Should you wear shoes in the house?

Should you wear shoes in the house?

Are you guilty of running out to the bins in your slippers, or forgetting to take your trainers off at the front door? Well, the science on these moments of forgetfulness is in, and it’s pretty shocking!

We commissioned survey research that has found that nearly a quarter of Brits (23%) wear footwear in the house, but aren’t aware of how dirty they actually are. 

Of those who wear footwear at home, half wear them every day (48%). When it comes to the footwear we wear most often at home, slippers were the most popular footwear (40%), followed by trainers (22%), flip flops (11%), boots (10%) and sliders (9%).

This is where our scientific experiment comes in ... we swabbed our most worn shoes and compared them to other objects that we touch every day, to find out just how dirty our shoes really are. 

The scientific bit …

To calculate how dirty the shoes and everyday items were, we swabbed them for a RLU (relative light unit) reading, which is based on the ATP (Adenosine Triphosphate) that is found on the sample.

Typically, high contamination = large amount of ATP = more light produced in reaction= high RLU reading. Objects with an RLU reading of <50 register as clean, and objects with an RLU reading of >50 register as dirty or a ‘fail’.

Slippers are ‘dirtier’ than a toilet seat…

Yes really! 40% of Brits wear slippers most often around the home, shockingly, the research found that our favourite slip-ons are in fact dirtier than a toilet seat with an average RLU level of 1,474.

____________________

- LIST OF TASKS -
a) Can you extract, word for word, everything in the shoes-in-the-house text from "We commissioned survey" down to "shoes really are."?
b) Could you extend the article on wearing shoes in the house, picking up after its final sentence?

____________________

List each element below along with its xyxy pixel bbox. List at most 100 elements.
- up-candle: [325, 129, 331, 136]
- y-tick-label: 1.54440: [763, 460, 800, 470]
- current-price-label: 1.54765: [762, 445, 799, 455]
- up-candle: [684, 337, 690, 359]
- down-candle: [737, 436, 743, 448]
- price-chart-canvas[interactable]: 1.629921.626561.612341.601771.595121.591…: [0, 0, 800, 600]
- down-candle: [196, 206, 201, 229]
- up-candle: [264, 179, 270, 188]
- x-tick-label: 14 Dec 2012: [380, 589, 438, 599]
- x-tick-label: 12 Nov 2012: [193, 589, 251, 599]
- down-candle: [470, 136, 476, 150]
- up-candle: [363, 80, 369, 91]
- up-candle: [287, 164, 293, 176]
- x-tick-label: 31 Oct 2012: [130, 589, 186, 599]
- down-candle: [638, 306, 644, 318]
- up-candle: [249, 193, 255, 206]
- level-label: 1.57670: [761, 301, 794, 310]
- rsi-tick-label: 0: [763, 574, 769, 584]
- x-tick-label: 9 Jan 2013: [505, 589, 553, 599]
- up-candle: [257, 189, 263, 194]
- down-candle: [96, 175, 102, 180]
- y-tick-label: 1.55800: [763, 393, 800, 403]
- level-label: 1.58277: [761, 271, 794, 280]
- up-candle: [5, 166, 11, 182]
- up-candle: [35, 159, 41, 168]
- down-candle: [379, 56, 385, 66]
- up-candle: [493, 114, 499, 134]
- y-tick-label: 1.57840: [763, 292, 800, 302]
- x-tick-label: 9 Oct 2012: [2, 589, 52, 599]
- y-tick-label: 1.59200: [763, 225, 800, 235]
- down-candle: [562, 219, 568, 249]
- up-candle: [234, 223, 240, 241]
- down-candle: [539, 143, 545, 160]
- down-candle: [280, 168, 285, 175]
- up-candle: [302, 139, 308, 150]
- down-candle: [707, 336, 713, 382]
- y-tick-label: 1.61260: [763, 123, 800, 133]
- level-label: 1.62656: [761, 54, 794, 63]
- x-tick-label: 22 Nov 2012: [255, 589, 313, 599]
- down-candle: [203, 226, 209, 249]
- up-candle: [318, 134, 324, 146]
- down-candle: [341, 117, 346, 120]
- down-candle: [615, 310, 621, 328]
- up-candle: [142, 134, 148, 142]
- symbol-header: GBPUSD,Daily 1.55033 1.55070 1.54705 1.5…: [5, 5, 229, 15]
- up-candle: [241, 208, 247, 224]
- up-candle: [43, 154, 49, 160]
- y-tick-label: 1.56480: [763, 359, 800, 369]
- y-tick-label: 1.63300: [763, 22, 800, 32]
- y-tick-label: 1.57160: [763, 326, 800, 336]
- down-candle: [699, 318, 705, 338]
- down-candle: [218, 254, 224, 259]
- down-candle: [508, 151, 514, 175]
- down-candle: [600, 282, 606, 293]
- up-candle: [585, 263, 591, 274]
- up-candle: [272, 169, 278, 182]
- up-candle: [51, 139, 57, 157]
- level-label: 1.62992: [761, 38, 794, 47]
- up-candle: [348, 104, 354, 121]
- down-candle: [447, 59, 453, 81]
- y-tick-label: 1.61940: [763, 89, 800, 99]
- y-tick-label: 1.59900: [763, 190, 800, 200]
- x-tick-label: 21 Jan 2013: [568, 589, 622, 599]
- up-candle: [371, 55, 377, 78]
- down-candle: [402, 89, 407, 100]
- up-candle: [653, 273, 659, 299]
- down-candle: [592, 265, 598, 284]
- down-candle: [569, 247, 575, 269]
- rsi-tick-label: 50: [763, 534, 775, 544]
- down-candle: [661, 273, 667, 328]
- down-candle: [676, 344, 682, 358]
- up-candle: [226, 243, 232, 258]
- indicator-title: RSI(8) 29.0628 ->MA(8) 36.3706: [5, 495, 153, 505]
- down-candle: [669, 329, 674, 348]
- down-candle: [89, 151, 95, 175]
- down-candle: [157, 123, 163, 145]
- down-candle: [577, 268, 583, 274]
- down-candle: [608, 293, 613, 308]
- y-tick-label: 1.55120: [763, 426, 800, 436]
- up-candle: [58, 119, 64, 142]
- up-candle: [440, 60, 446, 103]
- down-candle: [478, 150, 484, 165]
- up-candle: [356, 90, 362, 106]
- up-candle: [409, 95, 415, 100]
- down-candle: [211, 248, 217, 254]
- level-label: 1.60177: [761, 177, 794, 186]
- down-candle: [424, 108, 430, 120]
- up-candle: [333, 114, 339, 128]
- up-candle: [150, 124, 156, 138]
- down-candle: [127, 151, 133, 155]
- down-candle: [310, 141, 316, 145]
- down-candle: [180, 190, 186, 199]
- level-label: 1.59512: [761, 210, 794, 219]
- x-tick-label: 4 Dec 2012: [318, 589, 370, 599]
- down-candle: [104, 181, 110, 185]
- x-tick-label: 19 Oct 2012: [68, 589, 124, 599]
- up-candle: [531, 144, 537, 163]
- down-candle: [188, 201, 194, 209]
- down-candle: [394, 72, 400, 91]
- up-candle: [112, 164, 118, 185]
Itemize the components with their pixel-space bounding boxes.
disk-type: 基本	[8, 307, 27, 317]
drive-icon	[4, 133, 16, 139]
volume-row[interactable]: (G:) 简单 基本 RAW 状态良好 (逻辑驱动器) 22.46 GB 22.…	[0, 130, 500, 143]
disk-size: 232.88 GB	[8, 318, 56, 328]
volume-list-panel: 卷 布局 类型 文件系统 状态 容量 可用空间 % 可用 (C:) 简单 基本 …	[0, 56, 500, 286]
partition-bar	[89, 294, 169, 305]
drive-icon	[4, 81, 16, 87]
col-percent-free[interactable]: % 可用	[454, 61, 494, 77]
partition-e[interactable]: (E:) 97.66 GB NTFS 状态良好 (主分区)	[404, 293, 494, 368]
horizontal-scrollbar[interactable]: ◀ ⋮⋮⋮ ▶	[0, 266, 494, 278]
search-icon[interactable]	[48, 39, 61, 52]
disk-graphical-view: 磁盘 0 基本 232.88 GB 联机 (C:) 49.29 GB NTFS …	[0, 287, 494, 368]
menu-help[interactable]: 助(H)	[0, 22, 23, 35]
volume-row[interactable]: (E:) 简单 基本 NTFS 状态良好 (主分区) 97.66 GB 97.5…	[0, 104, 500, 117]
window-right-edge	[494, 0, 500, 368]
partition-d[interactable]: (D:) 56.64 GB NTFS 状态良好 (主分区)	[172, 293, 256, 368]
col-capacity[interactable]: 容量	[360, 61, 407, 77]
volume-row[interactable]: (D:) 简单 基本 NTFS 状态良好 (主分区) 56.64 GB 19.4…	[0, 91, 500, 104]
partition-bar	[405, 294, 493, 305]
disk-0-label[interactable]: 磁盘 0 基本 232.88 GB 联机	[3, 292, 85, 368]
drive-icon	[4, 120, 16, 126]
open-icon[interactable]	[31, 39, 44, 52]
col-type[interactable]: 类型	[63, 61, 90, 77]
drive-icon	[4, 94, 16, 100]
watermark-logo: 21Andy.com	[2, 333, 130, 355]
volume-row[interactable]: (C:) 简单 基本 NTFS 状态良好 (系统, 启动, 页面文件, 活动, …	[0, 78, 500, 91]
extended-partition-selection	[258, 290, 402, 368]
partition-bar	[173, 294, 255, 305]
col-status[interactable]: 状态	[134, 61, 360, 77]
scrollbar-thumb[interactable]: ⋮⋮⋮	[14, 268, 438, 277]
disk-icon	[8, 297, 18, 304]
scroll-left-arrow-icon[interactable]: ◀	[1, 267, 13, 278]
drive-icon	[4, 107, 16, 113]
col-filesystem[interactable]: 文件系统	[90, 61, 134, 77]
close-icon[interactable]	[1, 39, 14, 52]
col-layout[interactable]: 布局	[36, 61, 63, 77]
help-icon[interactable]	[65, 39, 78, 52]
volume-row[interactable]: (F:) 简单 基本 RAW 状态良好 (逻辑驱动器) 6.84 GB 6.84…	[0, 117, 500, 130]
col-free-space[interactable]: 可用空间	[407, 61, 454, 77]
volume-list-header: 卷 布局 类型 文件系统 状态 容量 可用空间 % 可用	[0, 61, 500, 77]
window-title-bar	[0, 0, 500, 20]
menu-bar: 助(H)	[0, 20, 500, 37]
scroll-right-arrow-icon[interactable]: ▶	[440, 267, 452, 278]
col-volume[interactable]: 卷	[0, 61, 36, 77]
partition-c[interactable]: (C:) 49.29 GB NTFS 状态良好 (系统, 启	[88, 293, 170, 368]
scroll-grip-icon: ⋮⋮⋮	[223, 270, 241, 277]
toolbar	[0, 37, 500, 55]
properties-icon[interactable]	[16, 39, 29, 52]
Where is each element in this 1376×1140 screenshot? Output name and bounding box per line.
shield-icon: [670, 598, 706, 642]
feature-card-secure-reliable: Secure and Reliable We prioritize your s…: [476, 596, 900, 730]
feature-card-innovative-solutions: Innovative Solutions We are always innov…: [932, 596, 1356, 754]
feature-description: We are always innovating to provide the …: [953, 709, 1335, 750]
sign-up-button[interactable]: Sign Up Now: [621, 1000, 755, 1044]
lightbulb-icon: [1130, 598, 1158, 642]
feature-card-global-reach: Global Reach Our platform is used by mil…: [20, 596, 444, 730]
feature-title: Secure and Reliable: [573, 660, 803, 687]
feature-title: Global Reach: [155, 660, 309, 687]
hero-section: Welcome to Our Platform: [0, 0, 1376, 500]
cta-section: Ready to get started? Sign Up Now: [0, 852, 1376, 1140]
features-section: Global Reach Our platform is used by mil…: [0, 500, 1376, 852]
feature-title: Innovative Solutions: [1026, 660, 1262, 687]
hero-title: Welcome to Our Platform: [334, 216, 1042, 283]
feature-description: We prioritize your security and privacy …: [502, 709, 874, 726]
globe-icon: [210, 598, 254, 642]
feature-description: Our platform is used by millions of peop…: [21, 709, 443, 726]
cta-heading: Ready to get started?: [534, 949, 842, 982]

____________________

- ANSWERS TO THIS EXERCISE -
a)
We commissioned survey research that has found that nearly a quarter of Brits (23%) wear footwear in the house, but aren’t aware of how dirty they actually are. 

Of those who wear footwear at home, half wear them every day (48%). When it comes to the footwear we wear most often at home, slippers were the most popular footwear (40%), followed by trainers (22%), flip flops (11%), boots (10%) and sliders (9%).

This is where our scientific experiment comes in ... we swabbed our most worn shoes and compared them to other objects that we touch every day, to find out just how dirty our shoes really are.

b)
Slippers remain as the most popular footwear to wear around the house, over half of women slipping them on when they come home, compared to 34% of men. 

Tasha Sturm, Science Lab Coordinator at Cabrillo College who specialises in Microbiology studies says:

“Although the RLU numbers seem high, which may be a shock to the general public, the findings aren’t too surprising from a microbiology perspective. 
“I would expect there to be a presence of environmental bacteria on the shoes like Bacillus which is a common soil bacteria, whereas the objects that experience high human touch like the car door handle and keyboard, you would likely find normal human flora like Staphylococcus epidermidis. Under normal circumstances, these will not cause disease as they would need to be ingested or find another route into the body such as through a cut.    
“It’s not a surprise to review findings of bacteria like E. coli on shoes either as this can be brought in by pets or using the bathroom, for example. This is why it’s important to make sure we wash our hands regularly to avoid transmission.”

Trainers are the ‘dirtiest’ shoes to wear at home

Trainers took the top spot for being the dirtiest shoe of all with an astonishing result reading 70 times over the fail limit, overtaking toilet seats and keyboards.   

Trainers are the second most popular footwear choice to wear at home. 

Flip flops are the ‘cleanest’ footwear type

Identified as the third most popular footwear type to wear at home, flip flops were found to be the ‘cleanest’ of all the footwear we tested. With an average RLU level of 700 - 14 times over the fail limit, however, it’s far cry from the dirt found on car door handles with an RLU average of 4,878.

Should you wear shoes at home?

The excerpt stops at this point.